▸ Data for this task
■ ■ ■

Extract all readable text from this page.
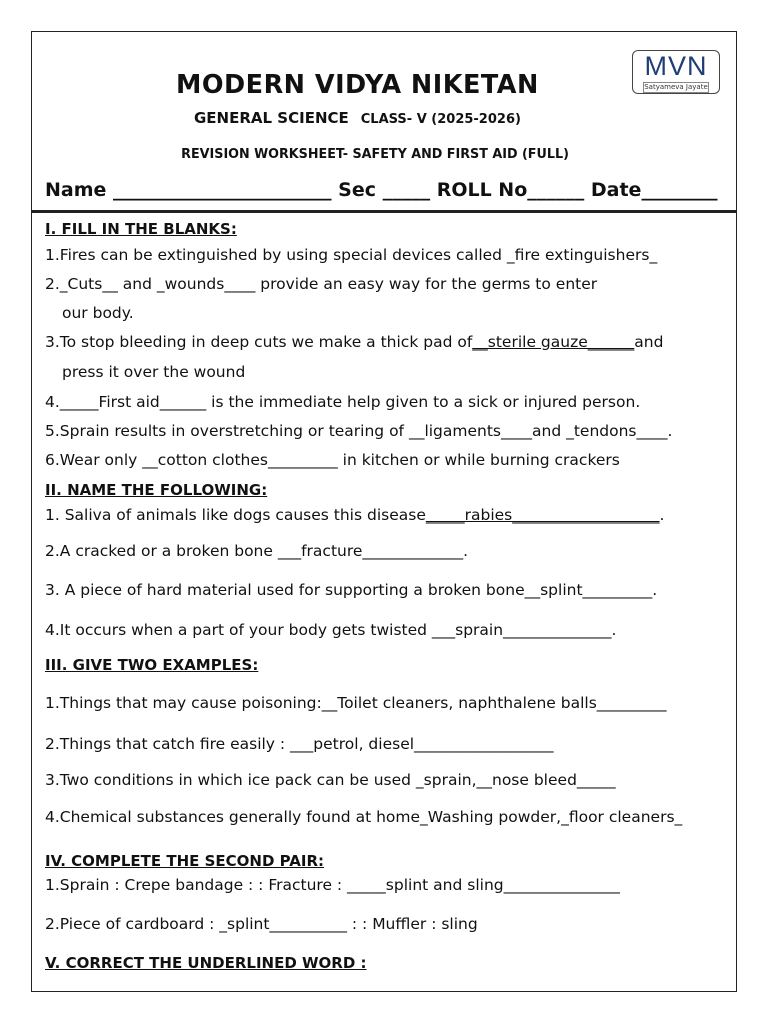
MVN
Satyameva Jayate
MODERN VIDYA NIKETAN
GENERAL SCIENCE CLASS- V (2025-2026)
REVISION WORKSHEET- SAFETY AND FIRST AID (FULL)
Name _______________________ Sec _____ ROLL No______ Date________
I. FILL IN THE BLANKS:
1.Fires can be extinguished by using special devices called _fire extinguishers_
2._Cuts__ and _wounds____ provide an easy way for the germs to enter
our body.
3.To stop bleeding in deep cuts we make a thick pad of__sterile gauze______and
press it over the wound
4._____First aid______ is the immediate help given to a sick or injured person.
5.Sprain results in overstretching or tearing of __ligaments____and _tendons____.
6.Wear only __cotton clothes_________ in kitchen or while burning crackers
II. NAME THE FOLLOWING:
1. Saliva of animals like dogs causes this disease_____rabies___________________.
2.A cracked or a broken bone ___fracture_____________.
3. A piece of hard material used for supporting a broken bone__splint_________.
4.It occurs when a part of your body gets twisted ___sprain______________.
III. GIVE TWO EXAMPLES:
1.Things that may cause poisoning:__Toilet cleaners, naphthalene balls_________
2.Things that catch fire easily : ___petrol, diesel__________________
3.Two conditions in which ice pack can be used _sprain,__nose bleed_____
4.Chemical substances generally found at home_Washing powder,_floor cleaners_
IV. COMPLETE THE SECOND PAIR:
1.Sprain : Crepe bandage : : Fracture : _____splint and sling_______________
2.Piece of cardboard : _splint__________ : : Muffler : sling
V. CORRECT THE UNDERLINED WORD :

■ ■ ■

▸ Work to do
Look through the records and gather each line with the word "body".

▸ Correct result
our body.
4.It occurs when a part of your body gets twisted ___sprain______________.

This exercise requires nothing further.